§ Exercise description: Can you repeat the rows starting at the line that contains "zoom-out-button[interactable]: − [8, 54, 22, 64]" and ending at the line that contains "copy-icon[interactable] [513, 22, 525, 34]", swapping "count-pill" for "count-badge" and leaving everything else unchanged? Give only those rows.

=====

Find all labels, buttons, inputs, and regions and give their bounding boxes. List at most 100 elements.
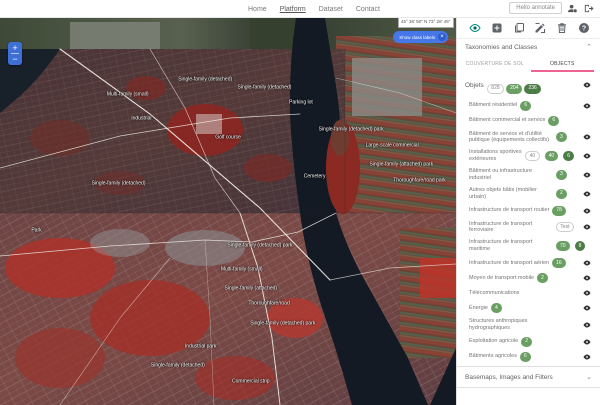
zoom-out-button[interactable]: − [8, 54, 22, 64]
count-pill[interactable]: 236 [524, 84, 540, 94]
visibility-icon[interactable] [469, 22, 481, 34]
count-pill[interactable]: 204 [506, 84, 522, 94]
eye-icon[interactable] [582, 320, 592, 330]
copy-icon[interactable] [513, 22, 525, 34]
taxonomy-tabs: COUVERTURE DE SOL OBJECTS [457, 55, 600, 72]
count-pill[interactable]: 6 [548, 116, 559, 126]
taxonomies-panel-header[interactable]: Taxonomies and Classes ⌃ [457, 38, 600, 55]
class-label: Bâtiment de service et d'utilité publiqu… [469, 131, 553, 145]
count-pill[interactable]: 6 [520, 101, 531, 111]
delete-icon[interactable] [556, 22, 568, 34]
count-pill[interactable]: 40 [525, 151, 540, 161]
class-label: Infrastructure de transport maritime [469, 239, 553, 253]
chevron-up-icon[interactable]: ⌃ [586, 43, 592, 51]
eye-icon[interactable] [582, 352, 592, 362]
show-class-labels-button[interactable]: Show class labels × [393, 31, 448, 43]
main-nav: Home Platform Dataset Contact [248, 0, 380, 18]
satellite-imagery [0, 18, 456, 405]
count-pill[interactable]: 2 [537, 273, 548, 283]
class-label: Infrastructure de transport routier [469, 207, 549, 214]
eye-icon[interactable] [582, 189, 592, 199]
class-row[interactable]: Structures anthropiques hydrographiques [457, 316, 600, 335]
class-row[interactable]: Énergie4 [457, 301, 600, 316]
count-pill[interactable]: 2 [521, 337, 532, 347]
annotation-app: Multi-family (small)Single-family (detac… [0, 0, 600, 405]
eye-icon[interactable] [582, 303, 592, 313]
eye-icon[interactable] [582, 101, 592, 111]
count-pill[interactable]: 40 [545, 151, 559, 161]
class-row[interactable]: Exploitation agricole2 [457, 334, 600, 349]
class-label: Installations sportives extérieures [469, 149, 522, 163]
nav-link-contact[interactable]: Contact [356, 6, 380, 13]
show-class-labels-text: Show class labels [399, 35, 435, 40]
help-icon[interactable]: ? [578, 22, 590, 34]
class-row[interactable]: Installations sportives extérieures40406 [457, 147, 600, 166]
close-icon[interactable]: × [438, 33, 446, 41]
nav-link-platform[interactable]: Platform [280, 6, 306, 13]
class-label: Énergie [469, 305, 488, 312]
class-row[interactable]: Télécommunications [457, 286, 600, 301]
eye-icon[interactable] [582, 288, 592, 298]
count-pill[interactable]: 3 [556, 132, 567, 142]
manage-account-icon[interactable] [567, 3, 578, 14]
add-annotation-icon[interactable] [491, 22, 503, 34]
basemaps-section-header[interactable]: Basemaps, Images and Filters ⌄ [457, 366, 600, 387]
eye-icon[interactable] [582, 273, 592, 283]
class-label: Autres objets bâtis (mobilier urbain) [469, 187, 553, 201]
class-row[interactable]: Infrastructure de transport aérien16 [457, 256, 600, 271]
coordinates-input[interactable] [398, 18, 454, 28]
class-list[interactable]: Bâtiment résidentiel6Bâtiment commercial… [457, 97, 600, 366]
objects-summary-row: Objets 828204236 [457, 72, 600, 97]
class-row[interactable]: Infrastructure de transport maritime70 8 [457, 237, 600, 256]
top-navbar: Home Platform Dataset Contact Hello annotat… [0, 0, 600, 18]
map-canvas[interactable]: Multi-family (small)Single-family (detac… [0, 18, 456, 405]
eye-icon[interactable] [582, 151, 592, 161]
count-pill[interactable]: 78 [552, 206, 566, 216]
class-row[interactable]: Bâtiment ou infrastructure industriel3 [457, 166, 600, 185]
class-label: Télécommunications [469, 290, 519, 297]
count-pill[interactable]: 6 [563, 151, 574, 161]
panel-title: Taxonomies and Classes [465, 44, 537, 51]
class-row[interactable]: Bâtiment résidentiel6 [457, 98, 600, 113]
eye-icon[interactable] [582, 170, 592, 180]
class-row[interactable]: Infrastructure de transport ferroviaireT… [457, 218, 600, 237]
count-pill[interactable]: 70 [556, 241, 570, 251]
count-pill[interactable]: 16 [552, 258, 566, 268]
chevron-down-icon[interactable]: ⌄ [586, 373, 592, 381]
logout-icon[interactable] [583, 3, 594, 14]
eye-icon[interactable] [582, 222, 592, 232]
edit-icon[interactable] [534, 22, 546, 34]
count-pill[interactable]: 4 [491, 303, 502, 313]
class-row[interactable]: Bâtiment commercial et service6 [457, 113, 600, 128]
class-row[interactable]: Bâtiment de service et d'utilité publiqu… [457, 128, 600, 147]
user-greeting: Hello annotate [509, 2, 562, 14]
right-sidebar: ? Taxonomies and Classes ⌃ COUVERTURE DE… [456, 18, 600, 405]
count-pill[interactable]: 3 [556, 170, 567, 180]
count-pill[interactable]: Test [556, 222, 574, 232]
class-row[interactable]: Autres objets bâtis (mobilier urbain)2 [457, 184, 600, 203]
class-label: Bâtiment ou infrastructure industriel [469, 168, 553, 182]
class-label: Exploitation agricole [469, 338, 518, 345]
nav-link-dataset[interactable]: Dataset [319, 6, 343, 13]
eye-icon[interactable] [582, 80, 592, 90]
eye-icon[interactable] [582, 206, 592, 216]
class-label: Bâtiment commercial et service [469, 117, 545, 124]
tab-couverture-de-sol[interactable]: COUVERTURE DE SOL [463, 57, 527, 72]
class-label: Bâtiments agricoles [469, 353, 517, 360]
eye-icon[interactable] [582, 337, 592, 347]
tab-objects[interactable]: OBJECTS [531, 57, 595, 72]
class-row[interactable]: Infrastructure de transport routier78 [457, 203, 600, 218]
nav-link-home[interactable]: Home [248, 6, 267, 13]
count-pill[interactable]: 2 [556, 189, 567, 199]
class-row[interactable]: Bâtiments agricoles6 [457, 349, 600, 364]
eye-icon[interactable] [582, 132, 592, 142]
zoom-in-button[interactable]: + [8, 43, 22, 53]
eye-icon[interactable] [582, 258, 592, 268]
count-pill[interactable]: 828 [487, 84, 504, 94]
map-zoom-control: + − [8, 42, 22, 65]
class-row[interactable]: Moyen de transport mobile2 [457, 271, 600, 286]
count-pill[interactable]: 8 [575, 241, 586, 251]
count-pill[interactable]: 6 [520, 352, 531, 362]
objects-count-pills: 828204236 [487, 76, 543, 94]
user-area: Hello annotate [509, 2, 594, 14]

=====

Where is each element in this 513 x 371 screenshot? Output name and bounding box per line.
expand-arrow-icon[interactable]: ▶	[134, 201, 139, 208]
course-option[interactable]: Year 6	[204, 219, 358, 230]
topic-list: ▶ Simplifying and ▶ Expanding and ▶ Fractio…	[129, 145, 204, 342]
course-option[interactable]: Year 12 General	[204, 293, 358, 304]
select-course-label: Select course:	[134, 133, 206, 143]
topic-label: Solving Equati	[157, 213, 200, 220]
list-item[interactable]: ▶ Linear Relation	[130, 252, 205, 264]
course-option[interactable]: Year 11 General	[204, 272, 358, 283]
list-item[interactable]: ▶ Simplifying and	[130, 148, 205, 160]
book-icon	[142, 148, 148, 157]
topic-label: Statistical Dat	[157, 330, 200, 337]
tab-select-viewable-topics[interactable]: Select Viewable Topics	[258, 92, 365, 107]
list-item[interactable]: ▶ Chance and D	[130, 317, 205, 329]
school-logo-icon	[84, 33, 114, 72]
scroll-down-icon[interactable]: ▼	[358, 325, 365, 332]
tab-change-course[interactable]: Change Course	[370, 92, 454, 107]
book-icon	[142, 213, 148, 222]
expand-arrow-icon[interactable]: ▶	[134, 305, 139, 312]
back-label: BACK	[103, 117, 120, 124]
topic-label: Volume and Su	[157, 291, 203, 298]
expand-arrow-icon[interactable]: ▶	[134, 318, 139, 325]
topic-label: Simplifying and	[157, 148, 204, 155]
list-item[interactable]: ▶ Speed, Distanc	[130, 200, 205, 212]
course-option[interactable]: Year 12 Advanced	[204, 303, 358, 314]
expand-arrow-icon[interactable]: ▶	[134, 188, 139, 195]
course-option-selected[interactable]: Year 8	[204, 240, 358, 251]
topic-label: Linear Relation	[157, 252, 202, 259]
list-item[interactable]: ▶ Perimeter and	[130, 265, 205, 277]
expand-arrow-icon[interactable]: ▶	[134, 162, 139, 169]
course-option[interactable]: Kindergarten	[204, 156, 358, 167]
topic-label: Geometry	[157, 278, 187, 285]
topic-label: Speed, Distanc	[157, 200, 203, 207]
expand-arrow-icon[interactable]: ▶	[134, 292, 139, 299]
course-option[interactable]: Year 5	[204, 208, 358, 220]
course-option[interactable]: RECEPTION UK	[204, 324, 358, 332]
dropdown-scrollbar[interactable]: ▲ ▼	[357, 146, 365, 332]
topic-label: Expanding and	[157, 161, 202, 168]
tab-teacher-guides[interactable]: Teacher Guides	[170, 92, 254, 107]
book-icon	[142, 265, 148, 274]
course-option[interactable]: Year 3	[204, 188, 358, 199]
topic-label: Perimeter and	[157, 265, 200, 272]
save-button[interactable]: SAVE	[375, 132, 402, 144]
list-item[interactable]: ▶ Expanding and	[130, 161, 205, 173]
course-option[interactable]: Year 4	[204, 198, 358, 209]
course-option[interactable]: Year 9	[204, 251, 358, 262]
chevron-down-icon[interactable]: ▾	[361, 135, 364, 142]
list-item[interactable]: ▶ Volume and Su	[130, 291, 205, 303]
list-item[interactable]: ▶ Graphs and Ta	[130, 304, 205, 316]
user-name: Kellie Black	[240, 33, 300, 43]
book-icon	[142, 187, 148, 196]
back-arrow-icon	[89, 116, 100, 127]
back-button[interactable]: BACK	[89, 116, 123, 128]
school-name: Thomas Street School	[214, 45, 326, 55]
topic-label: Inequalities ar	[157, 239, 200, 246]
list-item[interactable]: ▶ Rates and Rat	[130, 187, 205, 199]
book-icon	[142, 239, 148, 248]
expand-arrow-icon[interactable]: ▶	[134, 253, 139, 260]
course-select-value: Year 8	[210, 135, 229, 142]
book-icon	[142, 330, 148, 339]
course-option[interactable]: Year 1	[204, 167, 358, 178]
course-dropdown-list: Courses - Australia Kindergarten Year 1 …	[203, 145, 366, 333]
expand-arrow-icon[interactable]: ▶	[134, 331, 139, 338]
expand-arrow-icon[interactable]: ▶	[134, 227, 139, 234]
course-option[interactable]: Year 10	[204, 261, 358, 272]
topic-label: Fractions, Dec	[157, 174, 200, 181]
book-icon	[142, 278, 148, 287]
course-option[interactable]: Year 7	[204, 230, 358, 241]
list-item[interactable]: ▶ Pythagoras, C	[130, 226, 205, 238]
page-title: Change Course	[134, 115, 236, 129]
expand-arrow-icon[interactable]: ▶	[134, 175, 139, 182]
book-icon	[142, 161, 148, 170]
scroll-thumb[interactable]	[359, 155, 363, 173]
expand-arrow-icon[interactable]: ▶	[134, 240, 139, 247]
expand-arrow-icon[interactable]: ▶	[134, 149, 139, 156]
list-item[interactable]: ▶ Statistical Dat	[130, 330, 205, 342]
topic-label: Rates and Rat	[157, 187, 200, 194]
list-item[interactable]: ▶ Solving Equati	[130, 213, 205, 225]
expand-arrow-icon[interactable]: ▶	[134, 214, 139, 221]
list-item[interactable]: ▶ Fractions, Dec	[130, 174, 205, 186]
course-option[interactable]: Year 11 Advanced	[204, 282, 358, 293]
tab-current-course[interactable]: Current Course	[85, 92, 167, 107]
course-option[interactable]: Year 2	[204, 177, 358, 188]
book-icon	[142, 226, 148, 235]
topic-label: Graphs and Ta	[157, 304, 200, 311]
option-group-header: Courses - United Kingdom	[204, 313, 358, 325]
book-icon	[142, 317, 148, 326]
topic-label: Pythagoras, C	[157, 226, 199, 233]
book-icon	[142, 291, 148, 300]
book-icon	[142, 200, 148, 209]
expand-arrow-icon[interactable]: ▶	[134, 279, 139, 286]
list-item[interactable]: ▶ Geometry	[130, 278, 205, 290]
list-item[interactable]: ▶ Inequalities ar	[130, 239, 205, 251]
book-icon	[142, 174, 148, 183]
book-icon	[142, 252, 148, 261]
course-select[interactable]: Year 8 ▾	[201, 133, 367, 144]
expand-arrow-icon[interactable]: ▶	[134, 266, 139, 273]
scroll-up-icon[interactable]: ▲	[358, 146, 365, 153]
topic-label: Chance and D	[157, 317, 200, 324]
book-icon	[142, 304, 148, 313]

=====

§ Output of the task:
zoom-out-button[interactable]: − [8, 54, 22, 64]
count-badge[interactable]: 236 [524, 84, 540, 94]
visibility-icon[interactable] [469, 22, 481, 34]
count-badge[interactable]: 204 [506, 84, 522, 94]
eye-icon[interactable] [582, 320, 592, 330]
copy-icon[interactable] [513, 22, 525, 34]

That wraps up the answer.